## begin
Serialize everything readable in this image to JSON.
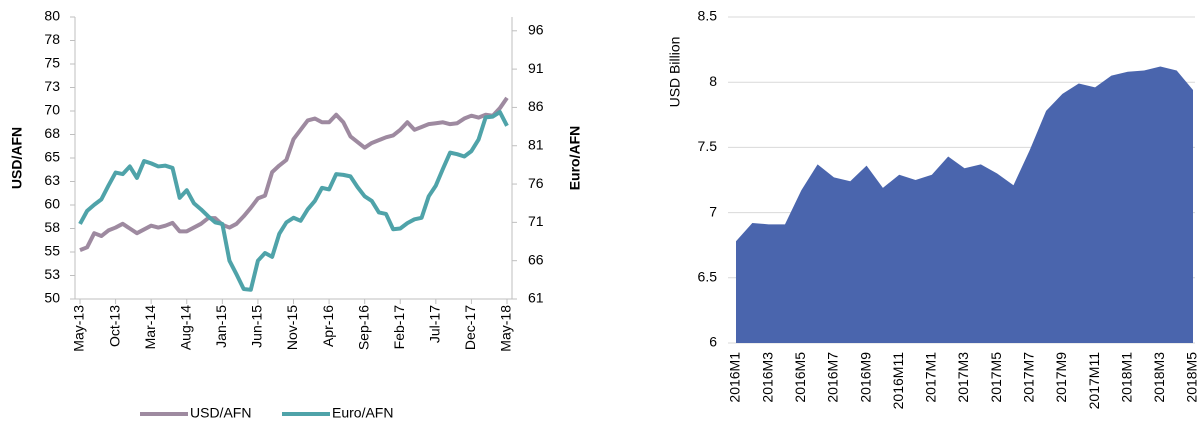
{
  "chart_data": [
    {
      "type": "line",
      "categories": [
        "May-13",
        null,
        null,
        null,
        null,
        "Oct-13",
        null,
        null,
        null,
        null,
        "Mar-14",
        null,
        null,
        null,
        null,
        "Aug-14",
        null,
        null,
        null,
        null,
        "Jan-15",
        null,
        null,
        null,
        null,
        "Jun-15",
        null,
        null,
        null,
        null,
        "Nov-15",
        null,
        null,
        null,
        null,
        "Apr-16",
        null,
        null,
        null,
        null,
        "Sep-16",
        null,
        null,
        null,
        null,
        "Feb-17",
        null,
        null,
        null,
        null,
        "Jul-17",
        null,
        null,
        null,
        null,
        "Dec-17",
        null,
        null,
        null,
        null,
        "May-18"
      ],
      "ylabel": "USD/AFN",
      "y2label": "Euro/AFN",
      "ylim": [
        50,
        80
      ],
      "yticks": [
        50,
        {
          "value": 52.5,
          "label": "53"
        },
        55,
        {
          "value": 57.5,
          "label": "58"
        },
        60,
        {
          "value": 62.5,
          "label": "63"
        },
        65,
        {
          "value": 67.5,
          "label": "68"
        },
        70,
        {
          "value": 72.5,
          "label": "73"
        },
        75,
        {
          "value": 77.5,
          "label": "78"
        },
        80
      ],
      "y2lim": [
        61,
        97.8
      ],
      "y2ticks": [
        61,
        66,
        71,
        76,
        81,
        86,
        91,
        96
      ],
      "legend": "bottom",
      "series": [
        {
          "name": "USD/AFN",
          "color": "#9e8aa0",
          "values": [
            55.2,
            55.5,
            57,
            56.7,
            57.3,
            57.6,
            58,
            57.5,
            57,
            57.4,
            57.8,
            57.6,
            57.8,
            58.1,
            57.2,
            57.2,
            57.6,
            58,
            58.6,
            58.6,
            57.9,
            57.6,
            58,
            58.8,
            59.7,
            60.7,
            61,
            63.5,
            64.2,
            64.8,
            67,
            68,
            69,
            69.2,
            68.8,
            68.8,
            69.6,
            68.8,
            67.3,
            66.7,
            66.1,
            66.6,
            66.9,
            67.2,
            67.4,
            68,
            68.8,
            68,
            68.3,
            68.6,
            68.7,
            68.8,
            68.6,
            68.7,
            69.2,
            69.5,
            69.3,
            69.6,
            69.5,
            70.3,
            71.4
          ]
        },
        {
          "name": "Euro/AFN",
          "color": "#4fa3a9",
          "axis": "y2",
          "values": [
            70.8,
            72.5,
            73.3,
            74,
            75.8,
            77.5,
            77.3,
            78.3,
            76.8,
            79,
            78.7,
            78.3,
            78.4,
            78.1,
            74.2,
            75.2,
            73.5,
            72.7,
            71.8,
            71,
            70.8,
            66,
            64.2,
            62.3,
            62.2,
            66,
            67,
            66.5,
            69.5,
            71,
            71.6,
            71.2,
            72.7,
            73.8,
            75.5,
            75.3,
            77.3,
            77.2,
            77,
            75.6,
            74.4,
            73.8,
            72.3,
            72.1,
            70.1,
            70.2,
            70.9,
            71.4,
            71.6,
            74.4,
            75.8,
            78,
            80.1,
            79.9,
            79.6,
            80.3,
            81.8,
            84.7,
            84.8,
            85.4,
            83.6
          ]
        }
      ]
    },
    {
      "type": "area",
      "categories": [
        "2016M1",
        null,
        "2016M3",
        null,
        "2016M5",
        null,
        "2016M7",
        null,
        "2016M9",
        null,
        "2016M11",
        null,
        "2017M1",
        null,
        "2017M3",
        null,
        "2017M5",
        null,
        "2017M7",
        null,
        "2017M9",
        null,
        "2017M11",
        null,
        "2018M1",
        null,
        "2018M3",
        null,
        "2018M5"
      ],
      "ylabel": "USD Billion",
      "color": "#4a65ad",
      "values": [
        6.78,
        6.92,
        6.91,
        6.91,
        7.17,
        7.37,
        7.27,
        7.24,
        7.36,
        7.19,
        7.29,
        7.25,
        7.29,
        7.43,
        7.34,
        7.37,
        7.3,
        7.21,
        7.48,
        7.78,
        7.91,
        7.99,
        7.96,
        8.05,
        8.08,
        8.09,
        8.12,
        8.09,
        7.94
      ],
      "ylim": [
        6,
        8.5
      ],
      "yticks": [
        6,
        6.5,
        7,
        7.5,
        8,
        8.5
      ],
      "grid": true
    }
  ]
}
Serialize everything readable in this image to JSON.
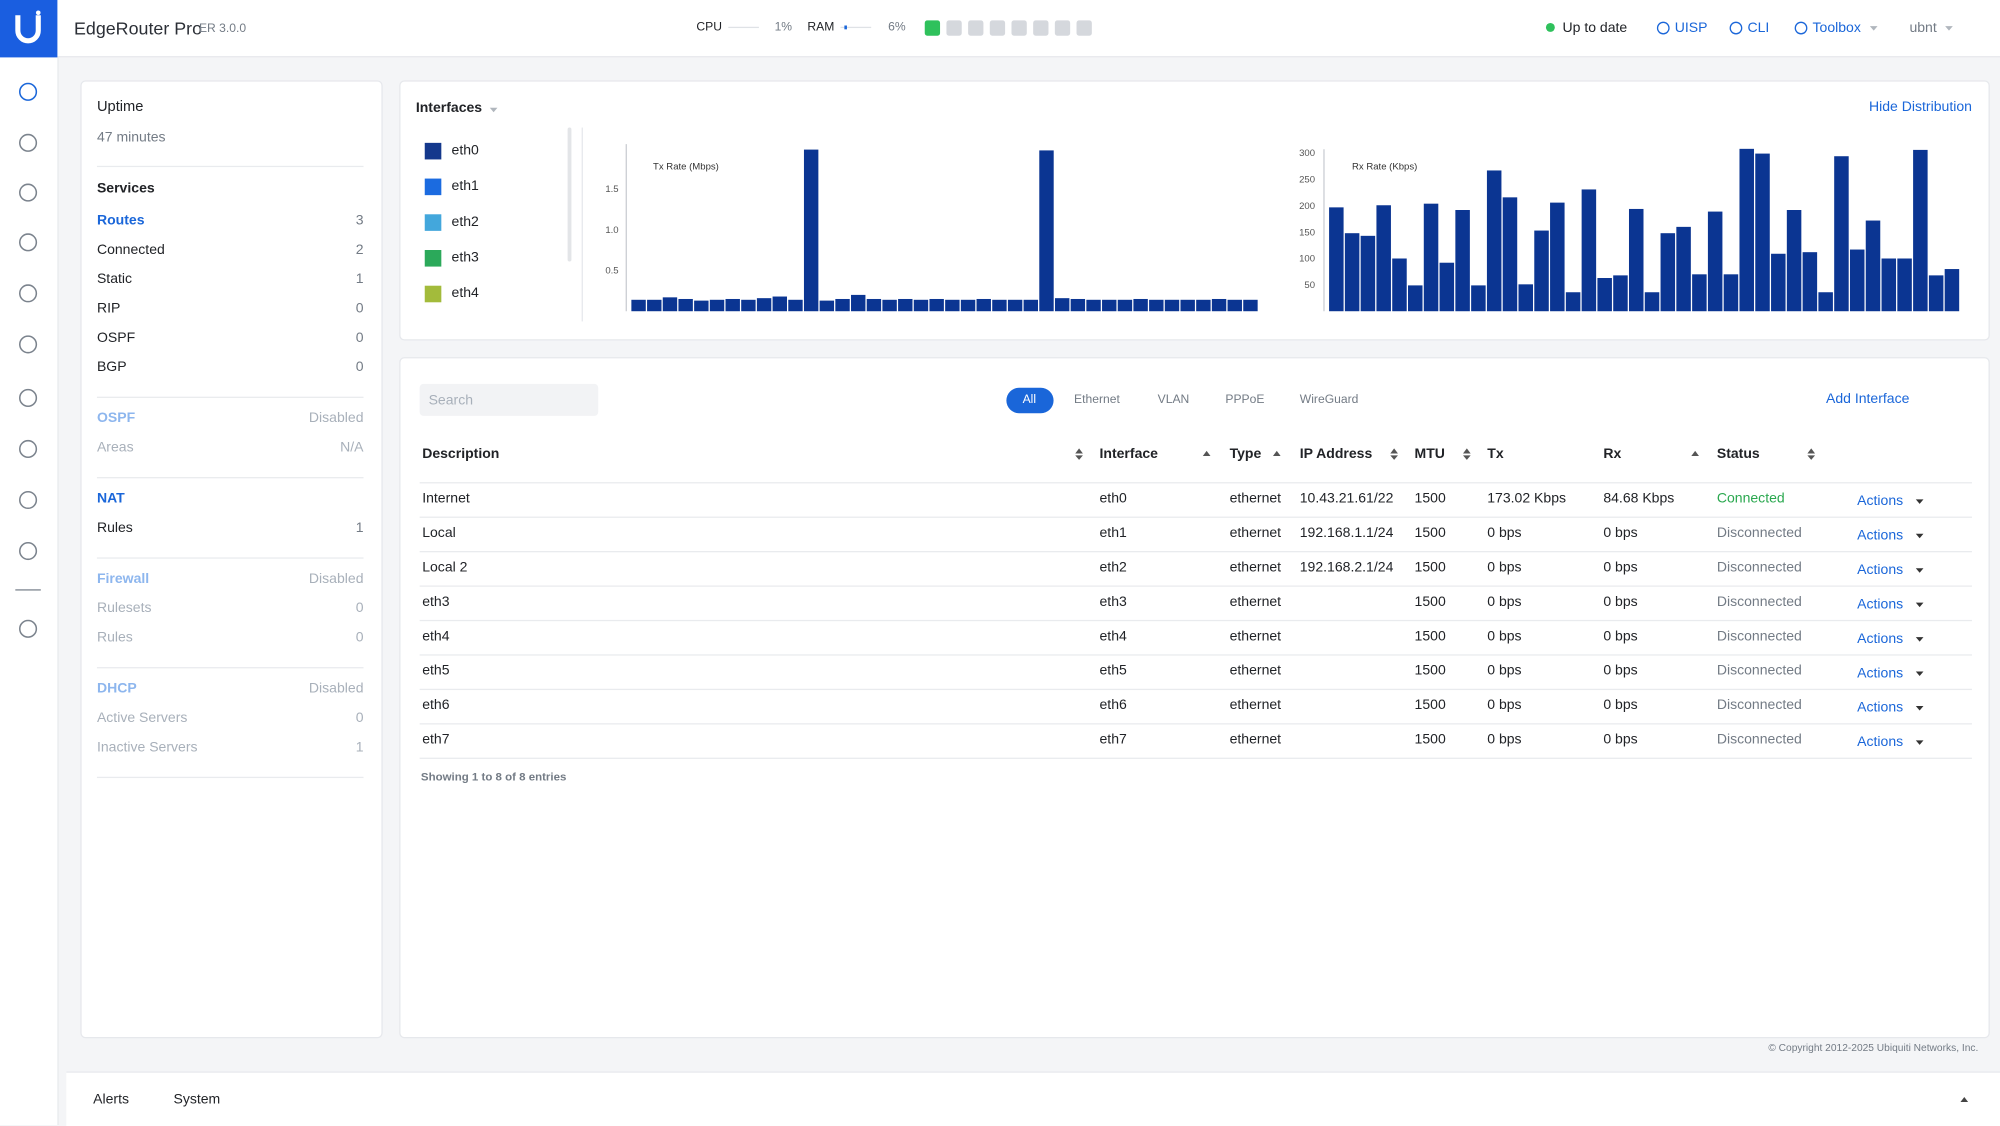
{
  "header": {
    "product": "EdgeRouter Pro",
    "version": "ER 3.0.0",
    "cpu_label": "CPU",
    "cpu": "1%",
    "ram_label": "RAM",
    "ram": "6%",
    "status": "Up to date",
    "links": [
      "UISP",
      "CLI",
      "Toolbox"
    ],
    "user": "ubnt"
  },
  "summary": {
    "uptime_label": "Uptime",
    "uptime": "47 minutes",
    "sections": [
      {
        "title": "Services",
        "rows": [
          [
            "Routes",
            3
          ],
          [
            "Connected",
            2
          ],
          [
            "Static",
            1
          ],
          [
            "RIP",
            0
          ],
          [
            "OSPF",
            0
          ],
          [
            "BGP",
            0
          ]
        ]
      },
      {
        "title": "OSPF",
        "status": "Disabled",
        "rows": [
          [
            "Areas",
            "N/A"
          ]
        ]
      },
      {
        "title": "NAT",
        "rows": [
          [
            "Rules",
            1
          ]
        ]
      },
      {
        "title": "Firewall",
        "status": "Disabled",
        "rows": [
          [
            "Rulesets",
            0
          ],
          [
            "Rules",
            0
          ]
        ]
      },
      {
        "title": "DHCP",
        "status": "Disabled",
        "rows": [
          [
            "Active Servers",
            0
          ],
          [
            "Inactive Servers",
            1
          ]
        ]
      }
    ]
  },
  "interfaces": {
    "title": "Interfaces",
    "toggle": "Hide Distribution",
    "legend": [
      {
        "name": "eth0",
        "color": "#14388c"
      },
      {
        "name": "eth1",
        "color": "#1b6be0"
      },
      {
        "name": "eth2",
        "color": "#43a7dc"
      },
      {
        "name": "eth3",
        "color": "#2ba95a"
      },
      {
        "name": "eth4",
        "color": "#a3bb3b"
      }
    ],
    "tx_chart": {
      "type": "bar",
      "title": "Tx Rate (Mbps)",
      "color": "#0b3592",
      "ylim": [
        0,
        2
      ],
      "yticks": [
        0.5,
        {
          "value": 1,
          "label": "1.0"
        },
        1.5
      ],
      "values": [
        0.14,
        0.14,
        0.17,
        0.15,
        0.13,
        0.14,
        0.15,
        0.14,
        0.16,
        0.18,
        0.14,
        1.98,
        0.13,
        0.15,
        0.2,
        0.15,
        0.14,
        0.15,
        0.14,
        0.15,
        0.14,
        0.14,
        0.15,
        0.14,
        0.14,
        0.14,
        1.97,
        0.16,
        0.15,
        0.14,
        0.14,
        0.14,
        0.15,
        0.14,
        0.14,
        0.14,
        0.14,
        0.15,
        0.14,
        0.14
      ]
    },
    "rx_chart": {
      "type": "bar",
      "title": "Rx Rate (Kbps)",
      "color": "#0b3592",
      "ylim": [
        0,
        300
      ],
      "yticks": [
        50,
        100,
        150,
        200,
        250,
        300
      ],
      "values": [
        197,
        148,
        143,
        201,
        100,
        49,
        204,
        92,
        192,
        49,
        267,
        216,
        51,
        153,
        206,
        36,
        231,
        63,
        68,
        194,
        36,
        148,
        160,
        70,
        189,
        70,
        308,
        299,
        109,
        192,
        112,
        36,
        294,
        117,
        172,
        100,
        100,
        306,
        68,
        80
      ]
    }
  },
  "table": {
    "search": "Search",
    "filters": [
      "All",
      "Ethernet",
      "VLAN",
      "PPPoE",
      "WireGuard"
    ],
    "add": "Add Interface",
    "columns": [
      "Description",
      "Interface",
      "Type",
      "IP Address",
      "MTU",
      "Tx",
      "Rx",
      "Status"
    ],
    "rows": [
      [
        "Internet",
        "eth0",
        "ethernet",
        "10.43.21.61/22",
        1500,
        "173.02 Kbps",
        "84.68 Kbps",
        "Connected"
      ],
      [
        "Local",
        "eth1",
        "ethernet",
        "192.168.1.1/24",
        1500,
        "0 bps",
        "0 bps",
        "Disconnected"
      ],
      [
        "Local 2",
        "eth2",
        "ethernet",
        "192.168.2.1/24",
        1500,
        "0 bps",
        "0 bps",
        "Disconnected"
      ],
      [
        "eth3",
        "eth3",
        "ethernet",
        null,
        1500,
        "0 bps",
        "0 bps",
        "Disconnected"
      ],
      [
        "eth4",
        "eth4",
        "ethernet",
        null,
        1500,
        "0 bps",
        "0 bps",
        "Disconnected"
      ],
      [
        "eth5",
        "eth5",
        "ethernet",
        null,
        1500,
        "0 bps",
        "0 bps",
        "Disconnected"
      ],
      [
        "eth6",
        "eth6",
        "ethernet",
        null,
        1500,
        "0 bps",
        "0 bps",
        "Disconnected"
      ],
      [
        "eth7",
        "eth7",
        "ethernet",
        null,
        1500,
        "0 bps",
        "0 bps",
        "Disconnected"
      ]
    ],
    "action": "Actions",
    "footer": "Showing 1 to 8 of 8 entries"
  },
  "copyright": "© Copyright 2012-2025 Ubiquiti Networks, Inc.",
  "bottom_tabs": [
    "Alerts",
    "System"
  ]
}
## end
# Your goal
Copy all lines of the material above where the string "color" occurs.

# In response
          "color": "#9e8aa0",
          "color": "#4fa3a9",
      "color": "#4a65ad",
        "color": "#14388c"
        "color": "#1b6be0"
        "color": "#43a7dc"
        "color": "#2ba95a"
        "color": "#a3bb3b"
      "color": "#0b3592",
      "color": "#0b3592",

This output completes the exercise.